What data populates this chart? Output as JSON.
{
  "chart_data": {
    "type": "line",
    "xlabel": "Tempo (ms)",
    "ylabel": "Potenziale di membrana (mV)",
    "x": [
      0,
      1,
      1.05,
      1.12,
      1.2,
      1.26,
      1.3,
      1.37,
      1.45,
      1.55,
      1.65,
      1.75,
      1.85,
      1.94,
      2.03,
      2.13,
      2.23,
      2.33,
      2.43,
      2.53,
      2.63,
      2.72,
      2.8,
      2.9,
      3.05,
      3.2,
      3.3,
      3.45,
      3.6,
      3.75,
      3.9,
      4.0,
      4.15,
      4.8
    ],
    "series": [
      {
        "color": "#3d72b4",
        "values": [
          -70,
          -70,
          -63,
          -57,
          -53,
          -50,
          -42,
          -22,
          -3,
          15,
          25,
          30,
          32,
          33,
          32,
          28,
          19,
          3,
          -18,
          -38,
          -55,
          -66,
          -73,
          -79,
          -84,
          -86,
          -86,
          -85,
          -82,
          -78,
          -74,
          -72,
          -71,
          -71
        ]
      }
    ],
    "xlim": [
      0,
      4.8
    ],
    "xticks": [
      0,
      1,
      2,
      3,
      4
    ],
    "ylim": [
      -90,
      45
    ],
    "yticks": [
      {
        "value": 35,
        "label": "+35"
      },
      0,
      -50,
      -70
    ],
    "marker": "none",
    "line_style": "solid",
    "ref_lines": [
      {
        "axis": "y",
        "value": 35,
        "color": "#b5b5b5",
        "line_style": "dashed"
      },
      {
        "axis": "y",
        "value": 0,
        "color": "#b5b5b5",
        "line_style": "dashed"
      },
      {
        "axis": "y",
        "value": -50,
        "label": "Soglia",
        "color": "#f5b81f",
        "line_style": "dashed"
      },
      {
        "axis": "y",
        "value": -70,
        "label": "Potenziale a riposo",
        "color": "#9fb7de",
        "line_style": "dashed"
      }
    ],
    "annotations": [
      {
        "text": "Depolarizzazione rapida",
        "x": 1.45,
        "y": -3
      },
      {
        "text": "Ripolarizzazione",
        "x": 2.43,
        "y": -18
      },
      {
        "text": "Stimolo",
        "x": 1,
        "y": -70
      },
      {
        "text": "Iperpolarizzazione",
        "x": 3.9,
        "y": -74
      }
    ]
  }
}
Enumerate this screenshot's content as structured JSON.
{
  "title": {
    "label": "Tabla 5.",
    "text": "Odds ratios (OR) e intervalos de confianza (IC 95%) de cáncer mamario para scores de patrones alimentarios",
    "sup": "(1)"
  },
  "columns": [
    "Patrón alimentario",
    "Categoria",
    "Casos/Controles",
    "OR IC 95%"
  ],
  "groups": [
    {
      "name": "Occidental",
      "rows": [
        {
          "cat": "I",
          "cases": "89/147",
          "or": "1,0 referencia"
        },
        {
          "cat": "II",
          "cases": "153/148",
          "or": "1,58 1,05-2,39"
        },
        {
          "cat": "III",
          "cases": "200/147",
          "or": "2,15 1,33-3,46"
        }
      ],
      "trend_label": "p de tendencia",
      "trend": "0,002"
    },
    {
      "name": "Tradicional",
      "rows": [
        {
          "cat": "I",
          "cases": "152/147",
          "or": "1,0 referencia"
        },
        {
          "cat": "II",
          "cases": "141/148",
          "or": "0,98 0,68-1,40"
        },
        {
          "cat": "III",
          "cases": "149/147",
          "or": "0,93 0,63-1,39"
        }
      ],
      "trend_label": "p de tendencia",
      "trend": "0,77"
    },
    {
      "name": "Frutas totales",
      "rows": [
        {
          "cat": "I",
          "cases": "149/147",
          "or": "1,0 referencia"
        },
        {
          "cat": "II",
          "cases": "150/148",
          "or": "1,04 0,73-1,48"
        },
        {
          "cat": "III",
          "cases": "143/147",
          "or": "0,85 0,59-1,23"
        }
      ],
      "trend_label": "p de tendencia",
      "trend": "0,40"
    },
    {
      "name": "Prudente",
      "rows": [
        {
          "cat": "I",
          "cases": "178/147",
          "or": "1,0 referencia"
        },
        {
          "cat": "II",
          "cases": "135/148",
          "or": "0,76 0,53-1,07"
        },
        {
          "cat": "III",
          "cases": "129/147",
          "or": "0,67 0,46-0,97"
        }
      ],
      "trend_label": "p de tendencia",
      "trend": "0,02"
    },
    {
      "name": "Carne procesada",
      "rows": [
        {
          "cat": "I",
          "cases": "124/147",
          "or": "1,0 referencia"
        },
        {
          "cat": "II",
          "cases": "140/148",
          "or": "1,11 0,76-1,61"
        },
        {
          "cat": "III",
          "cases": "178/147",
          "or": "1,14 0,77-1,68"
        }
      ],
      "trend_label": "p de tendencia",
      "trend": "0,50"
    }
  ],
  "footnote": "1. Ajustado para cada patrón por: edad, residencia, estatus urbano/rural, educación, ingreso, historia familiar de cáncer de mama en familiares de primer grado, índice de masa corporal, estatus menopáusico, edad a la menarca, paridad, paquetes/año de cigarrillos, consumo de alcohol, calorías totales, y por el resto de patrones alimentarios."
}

- - -

What is required = Produce a verbatim transcription of the entries above.

Answer for the task =
What data populates this chart? Output as JSON.
{
  "chart_data": {
    "type": "line",
    "xlabel": "Tempo (ms)",
    "ylabel": "Potenziale di membrana (mV)",
    "x": [
      0,
      1,
      1.05,
      1.12,
      1.2,
      1.26,
      1.3,
      1.37,
      1.45,
      1.55,
      1.65,
      1.75,
      1.85,
      1.94,
      2.03,
      2.13,
      2.23,
      2.33,
      2.43,
      2.53,
      2.63,
      2.72,
      2.8,
      2.9,
      3.05,
      3.2,
      3.3,
      3.45,
      3.6,
      3.75,
      3.9,
      4.0,
      4.15,
      4.8
    ],
    "series": [
      {
        "color": "#3d72b4",
        "values": [
          -70,
          -70,
          -63,
          -57,
          -53,
          -50,
          -42,
          -22,
          -3,
          15,
          25,
          30,
          32,
          33,
          32,
          28,
          19,
          3,
          -18,
          -38,
          -55,
          -66,
          -73,
          -79,
          -84,
          -86,
          -86,
          -85,
          -82,
          -78,
          -74,
          -72,
          -71,
          -71
        ]
      }
    ],
    "xlim": [
      0,
      4.8
    ],
    "xticks": [
      0,
      1,
      2,
      3,
      4
    ],
    "ylim": [
      -90,
      45
    ],
    "yticks": [
      {
        "value": 35,
        "label": "+35"
      },
      0,
      -50,
      -70
    ],
    "marker": "none",
    "line_style": "solid",
    "ref_lines": [
      {
        "axis": "y",
        "value": 35,
        "color": "#b5b5b5",
        "line_style": "dashed"
      },
      {
        "axis": "y",
        "value": 0,
        "color": "#b5b5b5",
        "line_style": "dashed"
      },
      {
        "axis": "y",
        "value": -50,
        "label": "Soglia",
        "color": "#f5b81f",
        "line_style": "dashed"
      },
      {
        "axis": "y",
        "value": -70,
        "label": "Potenziale a riposo",
        "color": "#9fb7de",
        "line_style": "dashed"
      }
    ],
    "annotations": [
      {
        "text": "Depolarizzazione rapida",
        "x": 1.45,
        "y": -3
      },
      {
        "text": "Ripolarizzazione",
        "x": 2.43,
        "y": -18
      },
      {
        "text": "Stimolo",
        "x": 1,
        "y": -70
      },
      {
        "text": "Iperpolarizzazione",
        "x": 3.9,
        "y": -74
      }
    ]
  }
}
Enumerate this screenshot's content as structured JSON.
{
  "title": {
    "label": "Tabla 5.",
    "text": "Odds ratios (OR) e intervalos de confianza (IC 95%) de cáncer mamario para scores de patrones alimentarios",
    "sup": "(1)"
  },
  "columns": [
    "Patrón alimentario",
    "Categoria",
    "Casos/Controles",
    "OR IC 95%"
  ],
  "groups": [
    {
      "name": "Occidental",
      "rows": [
        {
          "cat": "I",
          "cases": "89/147",
          "or": "1,0 referencia"
        },
        {
          "cat": "II",
          "cases": "153/148",
          "or": "1,58 1,05-2,39"
        },
        {
          "cat": "III",
          "cases": "200/147",
          "or": "2,15 1,33-3,46"
        }
      ],
      "trend_label": "p de tendencia",
      "trend": "0,002"
    },
    {
      "name": "Tradicional",
      "rows": [
        {
          "cat": "I",
          "cases": "152/147",
          "or": "1,0 referencia"
        },
        {
          "cat": "II",
          "cases": "141/148",
          "or": "0,98 0,68-1,40"
        },
        {
          "cat": "III",
          "cases": "149/147",
          "or": "0,93 0,63-1,39"
        }
      ],
      "trend_label": "p de tendencia",
      "trend": "0,77"
    },
    {
      "name": "Frutas totales",
      "rows": [
        {
          "cat": "I",
          "cases": "149/147",
          "or": "1,0 referencia"
        },
        {
          "cat": "II",
          "cases": "150/148",
          "or": "1,04 0,73-1,48"
        },
        {
          "cat": "III",
          "cases": "143/147",
          "or": "0,85 0,59-1,23"
        }
      ],
      "trend_label": "p de tendencia",
      "trend": "0,40"
    },
    {
      "name": "Prudente",
      "rows": [
        {
          "cat": "I",
          "cases": "178/147",
          "or": "1,0 referencia"
        },
        {
          "cat": "II",
          "cases": "135/148",
          "or": "0,76 0,53-1,07"
        },
        {
          "cat": "III",
          "cases": "129/147",
          "or": "0,67 0,46-0,97"
        }
      ],
      "trend_label": "p de tendencia",
      "trend": "0,02"
    },
    {
      "name": "Carne procesada",
      "rows": [
        {
          "cat": "I",
          "cases": "124/147",
          "or": "1,0 referencia"
        },
        {
          "cat": "II",
          "cases": "140/148",
          "or": "1,11 0,76-1,61"
        },
        {
          "cat": "III",
          "cases": "178/147",
          "or": "1,14 0,77-1,68"
        }
      ],
      "trend_label": "p de tendencia",
      "trend": "0,50"
    }
  ],
  "footnote": "1. Ajustado para cada patrón por: edad, residencia, estatus urbano/rural, educación, ingreso, historia familiar de cáncer de mama en familiares de primer grado, índice de masa corporal, estatus menopáusico, edad a la menarca, paridad, paquetes/año de cigarrillos, consumo de alcohol, calorías totales, y por el resto de patrones alimentarios."
}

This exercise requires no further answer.